**Stated goal**
Transcribe the data from its first line down to and including the line containing "The rear-end 14 is at (752, 318).".

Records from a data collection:
-- Begin --

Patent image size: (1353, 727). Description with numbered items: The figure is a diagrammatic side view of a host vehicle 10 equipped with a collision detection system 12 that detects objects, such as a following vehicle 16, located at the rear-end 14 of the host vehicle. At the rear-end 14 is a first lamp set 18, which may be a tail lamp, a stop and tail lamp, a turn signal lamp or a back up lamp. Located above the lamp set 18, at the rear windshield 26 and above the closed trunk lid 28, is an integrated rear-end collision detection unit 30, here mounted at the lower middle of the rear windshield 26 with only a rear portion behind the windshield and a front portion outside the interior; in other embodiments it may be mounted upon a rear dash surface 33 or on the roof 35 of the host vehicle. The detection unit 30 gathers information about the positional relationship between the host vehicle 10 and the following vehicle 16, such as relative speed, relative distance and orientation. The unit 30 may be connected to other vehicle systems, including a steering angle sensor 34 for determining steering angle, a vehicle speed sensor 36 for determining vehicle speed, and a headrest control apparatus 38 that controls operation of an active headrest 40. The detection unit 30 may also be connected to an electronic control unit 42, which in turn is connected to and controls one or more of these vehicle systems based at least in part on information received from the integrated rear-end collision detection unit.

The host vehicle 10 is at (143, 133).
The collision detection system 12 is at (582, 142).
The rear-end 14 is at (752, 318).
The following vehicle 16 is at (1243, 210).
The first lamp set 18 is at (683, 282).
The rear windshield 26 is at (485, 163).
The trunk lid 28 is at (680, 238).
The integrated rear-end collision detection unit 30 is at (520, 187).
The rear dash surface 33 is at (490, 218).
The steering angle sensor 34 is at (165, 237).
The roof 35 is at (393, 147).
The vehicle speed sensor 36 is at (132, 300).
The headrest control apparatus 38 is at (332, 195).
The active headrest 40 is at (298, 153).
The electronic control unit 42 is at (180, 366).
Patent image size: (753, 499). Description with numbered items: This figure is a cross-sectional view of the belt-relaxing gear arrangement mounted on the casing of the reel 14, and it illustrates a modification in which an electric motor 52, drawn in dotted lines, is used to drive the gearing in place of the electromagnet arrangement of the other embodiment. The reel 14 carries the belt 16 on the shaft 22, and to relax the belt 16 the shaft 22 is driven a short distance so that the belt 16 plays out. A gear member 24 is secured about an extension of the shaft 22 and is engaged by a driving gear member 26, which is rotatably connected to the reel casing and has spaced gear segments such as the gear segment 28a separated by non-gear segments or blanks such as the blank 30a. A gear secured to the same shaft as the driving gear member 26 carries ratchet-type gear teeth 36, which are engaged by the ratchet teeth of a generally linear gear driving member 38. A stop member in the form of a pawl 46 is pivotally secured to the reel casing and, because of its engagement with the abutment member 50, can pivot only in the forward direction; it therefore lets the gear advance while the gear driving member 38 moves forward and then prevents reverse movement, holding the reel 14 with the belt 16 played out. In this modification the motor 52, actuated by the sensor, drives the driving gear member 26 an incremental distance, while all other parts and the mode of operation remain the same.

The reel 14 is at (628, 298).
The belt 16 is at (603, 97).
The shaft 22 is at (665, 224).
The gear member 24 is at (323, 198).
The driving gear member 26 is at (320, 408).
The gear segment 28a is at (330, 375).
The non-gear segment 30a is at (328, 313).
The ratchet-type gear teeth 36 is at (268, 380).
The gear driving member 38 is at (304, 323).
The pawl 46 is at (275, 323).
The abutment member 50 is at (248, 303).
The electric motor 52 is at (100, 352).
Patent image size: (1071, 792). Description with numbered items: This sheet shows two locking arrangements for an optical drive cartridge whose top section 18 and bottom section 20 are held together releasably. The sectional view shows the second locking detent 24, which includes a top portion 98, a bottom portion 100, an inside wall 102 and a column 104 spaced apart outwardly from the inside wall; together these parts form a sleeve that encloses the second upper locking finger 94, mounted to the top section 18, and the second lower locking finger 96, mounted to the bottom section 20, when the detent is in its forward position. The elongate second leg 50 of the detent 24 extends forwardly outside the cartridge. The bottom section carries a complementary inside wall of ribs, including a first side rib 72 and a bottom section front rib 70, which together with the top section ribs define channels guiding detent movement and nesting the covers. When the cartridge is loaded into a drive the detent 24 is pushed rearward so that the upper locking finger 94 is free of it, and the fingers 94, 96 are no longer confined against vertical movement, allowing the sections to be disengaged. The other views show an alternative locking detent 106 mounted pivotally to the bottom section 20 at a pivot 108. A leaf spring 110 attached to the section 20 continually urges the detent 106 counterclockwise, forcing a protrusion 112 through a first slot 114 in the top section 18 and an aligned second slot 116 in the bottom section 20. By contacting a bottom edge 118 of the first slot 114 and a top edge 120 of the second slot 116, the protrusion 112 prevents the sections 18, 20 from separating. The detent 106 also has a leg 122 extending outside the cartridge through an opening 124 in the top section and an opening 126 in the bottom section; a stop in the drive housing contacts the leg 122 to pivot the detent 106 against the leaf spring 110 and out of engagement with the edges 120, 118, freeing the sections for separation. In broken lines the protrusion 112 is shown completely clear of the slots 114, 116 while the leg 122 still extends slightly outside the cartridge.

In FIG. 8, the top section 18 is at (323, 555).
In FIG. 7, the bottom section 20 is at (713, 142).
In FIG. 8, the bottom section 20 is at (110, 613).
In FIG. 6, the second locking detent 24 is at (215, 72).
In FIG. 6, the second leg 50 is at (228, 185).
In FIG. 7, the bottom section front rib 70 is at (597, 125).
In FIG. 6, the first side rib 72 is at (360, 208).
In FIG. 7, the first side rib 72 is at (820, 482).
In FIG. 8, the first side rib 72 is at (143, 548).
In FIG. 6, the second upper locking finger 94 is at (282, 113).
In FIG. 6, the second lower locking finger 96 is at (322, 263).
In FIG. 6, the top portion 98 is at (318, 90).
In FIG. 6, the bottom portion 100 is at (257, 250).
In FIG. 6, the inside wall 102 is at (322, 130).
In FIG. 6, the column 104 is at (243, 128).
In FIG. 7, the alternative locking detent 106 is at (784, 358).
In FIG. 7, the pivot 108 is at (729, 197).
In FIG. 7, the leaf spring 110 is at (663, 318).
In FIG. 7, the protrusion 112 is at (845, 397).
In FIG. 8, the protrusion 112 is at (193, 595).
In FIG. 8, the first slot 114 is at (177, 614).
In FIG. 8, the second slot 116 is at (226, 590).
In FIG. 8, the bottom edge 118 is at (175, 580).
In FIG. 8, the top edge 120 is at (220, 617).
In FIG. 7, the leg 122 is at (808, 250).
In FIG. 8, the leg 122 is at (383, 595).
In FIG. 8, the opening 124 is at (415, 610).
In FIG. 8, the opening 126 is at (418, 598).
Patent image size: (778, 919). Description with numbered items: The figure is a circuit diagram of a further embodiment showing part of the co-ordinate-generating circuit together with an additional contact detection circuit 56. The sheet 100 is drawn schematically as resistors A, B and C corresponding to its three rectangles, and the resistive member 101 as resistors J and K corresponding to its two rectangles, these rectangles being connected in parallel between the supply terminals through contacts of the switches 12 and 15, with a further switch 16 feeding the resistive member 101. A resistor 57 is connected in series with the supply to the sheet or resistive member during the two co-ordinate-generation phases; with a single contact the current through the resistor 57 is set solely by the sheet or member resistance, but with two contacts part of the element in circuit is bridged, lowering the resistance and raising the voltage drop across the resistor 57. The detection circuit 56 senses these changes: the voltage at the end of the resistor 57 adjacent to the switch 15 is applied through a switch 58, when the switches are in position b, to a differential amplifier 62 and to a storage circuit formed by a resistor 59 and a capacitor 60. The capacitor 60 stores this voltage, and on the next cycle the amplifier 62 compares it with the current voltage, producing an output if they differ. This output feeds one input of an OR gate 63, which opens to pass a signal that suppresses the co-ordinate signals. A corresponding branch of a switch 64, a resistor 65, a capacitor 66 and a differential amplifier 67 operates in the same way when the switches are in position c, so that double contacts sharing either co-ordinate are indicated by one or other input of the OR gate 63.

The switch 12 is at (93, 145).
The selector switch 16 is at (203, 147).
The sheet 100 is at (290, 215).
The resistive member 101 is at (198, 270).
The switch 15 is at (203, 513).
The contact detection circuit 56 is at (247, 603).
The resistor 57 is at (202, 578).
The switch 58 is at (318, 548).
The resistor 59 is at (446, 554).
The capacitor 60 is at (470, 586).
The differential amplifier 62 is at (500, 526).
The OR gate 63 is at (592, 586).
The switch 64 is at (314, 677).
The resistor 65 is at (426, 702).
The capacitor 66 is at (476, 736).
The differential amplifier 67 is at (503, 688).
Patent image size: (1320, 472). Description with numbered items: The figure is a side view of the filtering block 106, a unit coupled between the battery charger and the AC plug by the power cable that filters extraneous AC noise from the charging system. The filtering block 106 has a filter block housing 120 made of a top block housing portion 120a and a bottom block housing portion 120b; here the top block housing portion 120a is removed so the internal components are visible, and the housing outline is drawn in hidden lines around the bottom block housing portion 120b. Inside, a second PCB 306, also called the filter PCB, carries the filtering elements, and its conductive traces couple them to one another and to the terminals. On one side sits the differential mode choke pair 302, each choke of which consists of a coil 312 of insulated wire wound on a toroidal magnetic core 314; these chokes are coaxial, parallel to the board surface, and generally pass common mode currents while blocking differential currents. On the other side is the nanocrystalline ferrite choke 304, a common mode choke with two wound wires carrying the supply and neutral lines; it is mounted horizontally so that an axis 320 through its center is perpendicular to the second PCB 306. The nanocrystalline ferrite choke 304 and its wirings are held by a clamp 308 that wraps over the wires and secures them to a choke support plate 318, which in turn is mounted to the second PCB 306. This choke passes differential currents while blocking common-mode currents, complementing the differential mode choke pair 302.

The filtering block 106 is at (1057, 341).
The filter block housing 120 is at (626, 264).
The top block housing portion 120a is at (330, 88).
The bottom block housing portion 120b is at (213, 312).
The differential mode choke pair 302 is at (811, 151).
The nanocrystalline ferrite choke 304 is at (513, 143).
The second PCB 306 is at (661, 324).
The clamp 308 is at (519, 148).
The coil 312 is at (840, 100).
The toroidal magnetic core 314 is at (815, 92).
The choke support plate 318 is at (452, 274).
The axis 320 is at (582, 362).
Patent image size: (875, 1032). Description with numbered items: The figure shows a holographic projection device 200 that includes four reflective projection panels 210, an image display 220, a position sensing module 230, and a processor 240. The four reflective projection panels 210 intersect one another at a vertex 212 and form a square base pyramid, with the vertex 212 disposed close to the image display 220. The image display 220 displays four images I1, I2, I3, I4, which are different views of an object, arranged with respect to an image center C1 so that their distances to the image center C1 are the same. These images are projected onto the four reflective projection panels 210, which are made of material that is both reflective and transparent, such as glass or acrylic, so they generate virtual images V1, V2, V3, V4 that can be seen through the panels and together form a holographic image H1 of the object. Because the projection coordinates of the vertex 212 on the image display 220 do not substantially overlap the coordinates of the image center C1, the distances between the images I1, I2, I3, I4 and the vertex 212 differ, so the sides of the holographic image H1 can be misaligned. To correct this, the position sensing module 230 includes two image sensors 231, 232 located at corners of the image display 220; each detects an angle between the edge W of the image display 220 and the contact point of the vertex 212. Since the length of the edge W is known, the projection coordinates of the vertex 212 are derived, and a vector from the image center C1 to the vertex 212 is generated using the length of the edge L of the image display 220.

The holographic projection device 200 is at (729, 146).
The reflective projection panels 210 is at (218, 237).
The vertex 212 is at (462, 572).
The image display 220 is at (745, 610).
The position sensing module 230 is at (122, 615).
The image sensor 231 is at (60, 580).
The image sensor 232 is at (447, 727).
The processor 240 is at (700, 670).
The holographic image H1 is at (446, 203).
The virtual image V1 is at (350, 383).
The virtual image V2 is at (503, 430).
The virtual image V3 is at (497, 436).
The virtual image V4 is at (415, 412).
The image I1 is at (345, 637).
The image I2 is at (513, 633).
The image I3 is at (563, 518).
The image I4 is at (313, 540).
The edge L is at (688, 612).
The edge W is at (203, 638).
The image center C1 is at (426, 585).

-- End --

**Task result**
Patent image size: (1353, 727). Description with numbered items: The figure is a diagrammatic side view of a host vehicle 10 equipped with a collision detection system 12 that detects objects, such as a following vehicle 16, located at the rear-end 14 of the host vehicle. At the rear-end 14 is a first lamp set 18, which may be a tail lamp, a stop and tail lamp, a turn signal lamp or a back up lamp. Located above the lamp set 18, at the rear windshield 26 and above the closed trunk lid 28, is an integrated rear-end collision detection unit 30, here mounted at the lower middle of the rear windshield 26 with only a rear portion behind the windshield and a front portion outside the interior; in other embodiments it may be mounted upon a rear dash surface 33 or on the roof 35 of the host vehicle. The detection unit 30 gathers information about the positional relationship between the host vehicle 10 and the following vehicle 16, such as relative speed, relative distance and orientation. The unit 30 may be connected to other vehicle systems, including a steering angle sensor 34 for determining steering angle, a vehicle speed sensor 36 for determining vehicle speed, and a headrest control apparatus 38 that controls operation of an active headrest 40. The detection unit 30 may also be connected to an electronic control unit 42, which in turn is connected to and controls one or more of these vehicle systems based at least in part on information received from the integrated rear-end collision detection unit.

The host vehicle 10 is at (143, 133).
The collision detection system 12 is at (582, 142).
The rear-end 14 is at (752, 318).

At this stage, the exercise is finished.